** START Provided records **
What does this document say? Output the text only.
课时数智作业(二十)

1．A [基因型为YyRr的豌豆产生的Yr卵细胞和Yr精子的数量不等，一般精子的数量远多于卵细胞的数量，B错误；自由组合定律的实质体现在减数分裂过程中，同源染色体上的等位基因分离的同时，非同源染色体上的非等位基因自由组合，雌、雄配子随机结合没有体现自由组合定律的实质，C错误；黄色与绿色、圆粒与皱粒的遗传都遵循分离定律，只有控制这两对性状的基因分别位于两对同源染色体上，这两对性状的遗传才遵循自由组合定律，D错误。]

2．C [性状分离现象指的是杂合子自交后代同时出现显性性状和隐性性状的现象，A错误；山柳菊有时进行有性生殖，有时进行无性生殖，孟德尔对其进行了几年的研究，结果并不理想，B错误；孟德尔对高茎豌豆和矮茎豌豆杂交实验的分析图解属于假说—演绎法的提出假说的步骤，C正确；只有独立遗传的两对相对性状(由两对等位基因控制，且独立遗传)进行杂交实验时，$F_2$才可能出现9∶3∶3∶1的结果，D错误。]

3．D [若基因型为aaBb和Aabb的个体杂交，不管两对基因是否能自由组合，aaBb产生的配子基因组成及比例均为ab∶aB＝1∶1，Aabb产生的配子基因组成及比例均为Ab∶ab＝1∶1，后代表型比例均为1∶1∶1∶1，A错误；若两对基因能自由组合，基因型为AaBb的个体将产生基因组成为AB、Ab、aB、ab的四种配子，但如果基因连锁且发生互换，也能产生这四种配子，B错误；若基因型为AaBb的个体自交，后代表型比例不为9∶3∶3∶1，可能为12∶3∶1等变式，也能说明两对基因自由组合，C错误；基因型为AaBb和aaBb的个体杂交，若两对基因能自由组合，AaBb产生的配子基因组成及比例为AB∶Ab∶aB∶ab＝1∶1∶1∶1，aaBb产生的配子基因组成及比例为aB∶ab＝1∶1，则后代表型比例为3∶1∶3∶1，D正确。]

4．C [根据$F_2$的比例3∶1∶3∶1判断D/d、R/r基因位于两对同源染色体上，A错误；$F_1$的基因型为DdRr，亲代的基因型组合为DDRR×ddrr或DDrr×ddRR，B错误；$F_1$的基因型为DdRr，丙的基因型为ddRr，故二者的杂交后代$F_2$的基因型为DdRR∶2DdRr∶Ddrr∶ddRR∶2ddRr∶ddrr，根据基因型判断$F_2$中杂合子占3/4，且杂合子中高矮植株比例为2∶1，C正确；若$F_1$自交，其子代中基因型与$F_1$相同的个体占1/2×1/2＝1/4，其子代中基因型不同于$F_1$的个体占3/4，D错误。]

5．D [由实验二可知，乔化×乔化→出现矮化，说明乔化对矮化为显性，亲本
** END Provided records **
* **Work instructions**
Transcribe the whole listing with nothing added or left out.

* **Result for this task**
What does this document say? Output the text only.
课时数智作业(二十)

1．A [基因型为YyRr的豌豆产生的Yr卵细胞和Yr精子的数量不等，一般精子的数量远多于卵细胞的数量，B错误；自由组合定律的实质体现在减数分裂过程中，同源染色体上的等位基因分离的同时，非同源染色体上的非等位基因自由组合，雌、雄配子随机结合没有体现自由组合定律的实质，C错误；黄色与绿色、圆粒与皱粒的遗传都遵循分离定律，只有控制这两对性状的基因分别位于两对同源染色体上，这两对性状的遗传才遵循自由组合定律，D错误。]

2．C [性状分离现象指的是杂合子自交后代同时出现显性性状和隐性性状的现象，A错误；山柳菊有时进行有性生殖，有时进行无性生殖，孟德尔对其进行了几年的研究，结果并不理想，B错误；孟德尔对高茎豌豆和矮茎豌豆杂交实验的分析图解属于假说—演绎法的提出假说的步骤，C正确；只有独立遗传的两对相对性状(由两对等位基因控制，且独立遗传)进行杂交实验时，$F_2$才可能出现9∶3∶3∶1的结果，D错误。]

3．D [若基因型为aaBb和Aabb的个体杂交，不管两对基因是否能自由组合，aaBb产生的配子基因组成及比例均为ab∶aB＝1∶1，Aabb产生的配子基因组成及比例均为Ab∶ab＝1∶1，后代表型比例均为1∶1∶1∶1，A错误；若两对基因能自由组合，基因型为AaBb的个体将产生基因组成为AB、Ab、aB、ab的四种配子，但如果基因连锁且发生互换，也能产生这四种配子，B错误；若基因型为AaBb的个体自交，后代表型比例不为9∶3∶3∶1，可能为12∶3∶1等变式，也能说明两对基因自由组合，C错误；基因型为AaBb和aaBb的个体杂交，若两对基因能自由组合，AaBb产生的配子基因组成及比例为AB∶Ab∶aB∶ab＝1∶1∶1∶1，aaBb产生的配子基因组成及比例为aB∶ab＝1∶1，则后代表型比例为3∶1∶3∶1，D正确。]

4．C [根据$F_2$的比例3∶1∶3∶1判断D/d、R/r基因位于两对同源染色体上，A错误；$F_1$的基因型为DdRr，亲代的基因型组合为DDRR×ddrr或DDrr×ddRR，B错误；$F_1$的基因型为DdRr，丙的基因型为ddRr，故二者的杂交后代$F_2$的基因型为DdRR∶2DdRr∶Ddrr∶ddRR∶2ddRr∶ddrr，根据基因型判断$F_2$中杂合子占3/4，且杂合子中高矮植株比例为2∶1，C正确；若$F_1$自交，其子代中基因型与$F_1$相同的个体占1/2×1/2＝1/4，其子代中基因型不同于$F_1$的个体占3/4，D错误。]

5．D [由实验二可知，乔化×乔化→出现矮化，说明乔化对矮化为显性，亲本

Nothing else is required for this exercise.